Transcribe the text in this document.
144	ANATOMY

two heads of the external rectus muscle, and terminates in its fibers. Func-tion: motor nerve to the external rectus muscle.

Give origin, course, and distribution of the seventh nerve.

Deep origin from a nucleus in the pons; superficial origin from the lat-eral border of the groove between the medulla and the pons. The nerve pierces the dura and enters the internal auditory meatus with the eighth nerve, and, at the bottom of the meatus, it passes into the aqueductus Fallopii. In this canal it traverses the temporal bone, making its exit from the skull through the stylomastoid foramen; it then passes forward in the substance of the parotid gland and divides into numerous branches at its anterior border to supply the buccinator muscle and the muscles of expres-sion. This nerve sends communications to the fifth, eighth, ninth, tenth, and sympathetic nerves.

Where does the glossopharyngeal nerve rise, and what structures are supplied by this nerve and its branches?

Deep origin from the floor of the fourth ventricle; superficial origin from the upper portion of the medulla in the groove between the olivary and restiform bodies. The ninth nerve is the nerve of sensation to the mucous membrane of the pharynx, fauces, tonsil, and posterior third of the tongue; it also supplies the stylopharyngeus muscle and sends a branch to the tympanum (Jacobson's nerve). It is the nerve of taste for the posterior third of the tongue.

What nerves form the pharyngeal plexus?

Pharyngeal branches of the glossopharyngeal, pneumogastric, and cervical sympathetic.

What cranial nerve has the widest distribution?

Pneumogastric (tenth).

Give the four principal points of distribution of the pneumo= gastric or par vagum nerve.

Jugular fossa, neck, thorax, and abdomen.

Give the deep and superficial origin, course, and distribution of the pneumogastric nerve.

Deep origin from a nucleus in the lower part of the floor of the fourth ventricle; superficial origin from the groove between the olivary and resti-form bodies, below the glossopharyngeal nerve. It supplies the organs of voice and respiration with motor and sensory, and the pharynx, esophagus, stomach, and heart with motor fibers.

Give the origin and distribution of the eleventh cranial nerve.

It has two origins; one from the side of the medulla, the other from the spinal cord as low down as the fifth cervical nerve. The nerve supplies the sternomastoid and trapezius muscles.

WHAT IS REQUIRED
Output each record exactly, leaving nothing out.

WRITTEN RESPONSE
Transcribe the text in this document.
144	ANATOMY

two heads of the external rectus muscle, and terminates in its fibers. Func-tion: motor nerve to the external rectus muscle.

Give origin, course, and distribution of the seventh nerve.

Deep origin from a nucleus in the pons; superficial origin from the lat-eral border of the groove between the medulla and the pons. The nerve pierces the dura and enters the internal auditory meatus with the eighth nerve, and, at the bottom of the meatus, it passes into the aqueductus Fallopii. In this canal it traverses the temporal bone, making its exit from the skull through the stylomastoid foramen; it then passes forward in the substance of the parotid gland and divides into numerous branches at its anterior border to supply the buccinator muscle and the muscles of expres-sion. This nerve sends communications to the fifth, eighth, ninth, tenth, and sympathetic nerves.

Where does the glossopharyngeal nerve rise, and what structures are supplied by this nerve and its branches?

Deep origin from the floor of the fourth ventricle; superficial origin from the upper portion of the medulla in the groove between the olivary and restiform bodies. The ninth nerve is the nerve of sensation to the mucous membrane of the pharynx, fauces, tonsil, and posterior third of the tongue; it also supplies the stylopharyngeus muscle and sends a branch to the tympanum (Jacobson's nerve). It is the nerve of taste for the posterior third of the tongue.

What nerves form the pharyngeal plexus?

Pharyngeal branches of the glossopharyngeal, pneumogastric, and cervical sympathetic.

What cranial nerve has the widest distribution?

Pneumogastric (tenth).

Give the four principal points of distribution of the pneumo= gastric or par vagum nerve.

Jugular fossa, neck, thorax, and abdomen.

Give the deep and superficial origin, course, and distribution of the pneumogastric nerve.

Deep origin from a nucleus in the lower part of the floor of the fourth ventricle; superficial origin from the groove between the olivary and resti-form bodies, below the glossopharyngeal nerve. It supplies the organs of voice and respiration with motor and sensory, and the pharynx, esophagus, stomach, and heart with motor fibers.

Give the origin and distribution of the eleventh cranial nerve.

It has two origins; one from the side of the medulla, the other from the spinal cord as low down as the fifth cervical nerve. The nerve supplies the sternomastoid and trapezius muscles.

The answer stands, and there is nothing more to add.